Given exercise: Take every line that has the string "comply" and copy it out.

Information shown:

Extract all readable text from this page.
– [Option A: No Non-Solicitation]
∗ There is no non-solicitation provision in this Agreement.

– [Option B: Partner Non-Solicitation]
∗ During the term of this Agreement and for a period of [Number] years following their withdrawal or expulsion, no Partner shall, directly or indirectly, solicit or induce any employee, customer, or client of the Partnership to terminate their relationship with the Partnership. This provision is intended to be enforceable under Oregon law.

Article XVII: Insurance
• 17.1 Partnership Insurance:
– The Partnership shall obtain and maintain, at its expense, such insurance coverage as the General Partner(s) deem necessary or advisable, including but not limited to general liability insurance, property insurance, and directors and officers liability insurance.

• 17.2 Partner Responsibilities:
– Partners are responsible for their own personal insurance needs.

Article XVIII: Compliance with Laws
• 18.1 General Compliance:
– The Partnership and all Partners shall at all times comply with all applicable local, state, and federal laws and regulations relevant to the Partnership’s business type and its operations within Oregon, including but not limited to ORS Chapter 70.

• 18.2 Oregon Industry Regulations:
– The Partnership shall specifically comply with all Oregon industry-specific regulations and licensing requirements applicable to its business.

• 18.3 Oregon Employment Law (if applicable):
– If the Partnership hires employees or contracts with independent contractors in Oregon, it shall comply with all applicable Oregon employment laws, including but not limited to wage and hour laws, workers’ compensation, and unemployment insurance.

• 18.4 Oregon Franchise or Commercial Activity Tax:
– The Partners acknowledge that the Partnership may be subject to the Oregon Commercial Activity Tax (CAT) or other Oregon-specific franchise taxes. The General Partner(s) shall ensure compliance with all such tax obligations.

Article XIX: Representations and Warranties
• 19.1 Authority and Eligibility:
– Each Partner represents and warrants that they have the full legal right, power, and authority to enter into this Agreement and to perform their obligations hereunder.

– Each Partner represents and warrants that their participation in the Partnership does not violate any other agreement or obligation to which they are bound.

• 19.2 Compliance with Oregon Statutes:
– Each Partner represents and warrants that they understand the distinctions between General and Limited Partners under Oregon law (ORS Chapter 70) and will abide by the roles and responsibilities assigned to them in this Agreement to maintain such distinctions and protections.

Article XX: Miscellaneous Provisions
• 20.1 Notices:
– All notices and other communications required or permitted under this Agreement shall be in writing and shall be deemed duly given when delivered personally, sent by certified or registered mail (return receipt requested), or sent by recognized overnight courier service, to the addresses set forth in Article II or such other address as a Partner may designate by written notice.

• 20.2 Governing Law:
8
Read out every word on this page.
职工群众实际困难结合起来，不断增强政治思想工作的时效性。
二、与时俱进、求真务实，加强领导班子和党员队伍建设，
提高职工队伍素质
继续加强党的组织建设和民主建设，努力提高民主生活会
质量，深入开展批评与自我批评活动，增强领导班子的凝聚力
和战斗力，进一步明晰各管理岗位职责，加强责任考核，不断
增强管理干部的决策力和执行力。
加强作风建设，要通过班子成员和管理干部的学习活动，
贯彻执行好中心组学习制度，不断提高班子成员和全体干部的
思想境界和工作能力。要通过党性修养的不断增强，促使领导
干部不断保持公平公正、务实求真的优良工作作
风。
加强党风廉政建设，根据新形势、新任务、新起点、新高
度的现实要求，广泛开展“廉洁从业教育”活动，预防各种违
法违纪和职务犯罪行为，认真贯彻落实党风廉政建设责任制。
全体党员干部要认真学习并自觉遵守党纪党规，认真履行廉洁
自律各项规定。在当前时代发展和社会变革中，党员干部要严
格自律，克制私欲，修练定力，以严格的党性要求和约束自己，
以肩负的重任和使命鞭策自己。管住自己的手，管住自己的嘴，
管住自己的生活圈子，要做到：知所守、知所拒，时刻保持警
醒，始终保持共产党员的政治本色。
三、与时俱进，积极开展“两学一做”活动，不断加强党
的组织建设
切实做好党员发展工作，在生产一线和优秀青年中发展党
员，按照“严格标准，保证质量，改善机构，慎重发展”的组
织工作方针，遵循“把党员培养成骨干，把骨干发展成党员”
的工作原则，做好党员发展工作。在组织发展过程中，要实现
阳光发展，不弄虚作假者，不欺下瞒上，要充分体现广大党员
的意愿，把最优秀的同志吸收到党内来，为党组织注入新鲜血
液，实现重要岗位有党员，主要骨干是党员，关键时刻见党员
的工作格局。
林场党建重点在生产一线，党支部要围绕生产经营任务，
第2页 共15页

Exercise solution:
– The Partnership and all Partners shall at all times comply with all applicable local, state, and federal laws and regulations relevant to the Partnership’s business type and its operations within Oregon, including but not limited to ORS Chapter 70.
– The Partnership shall specifically comply with all Oregon industry-specific regulations and licensing requirements applicable to its business.
– If the Partnership hires employees or contracts with independent contractors in Oregon, it shall comply with all applicable Oregon employment laws, including but not limited to wage and hour laws, workers’ compensation, and unemployment insurance.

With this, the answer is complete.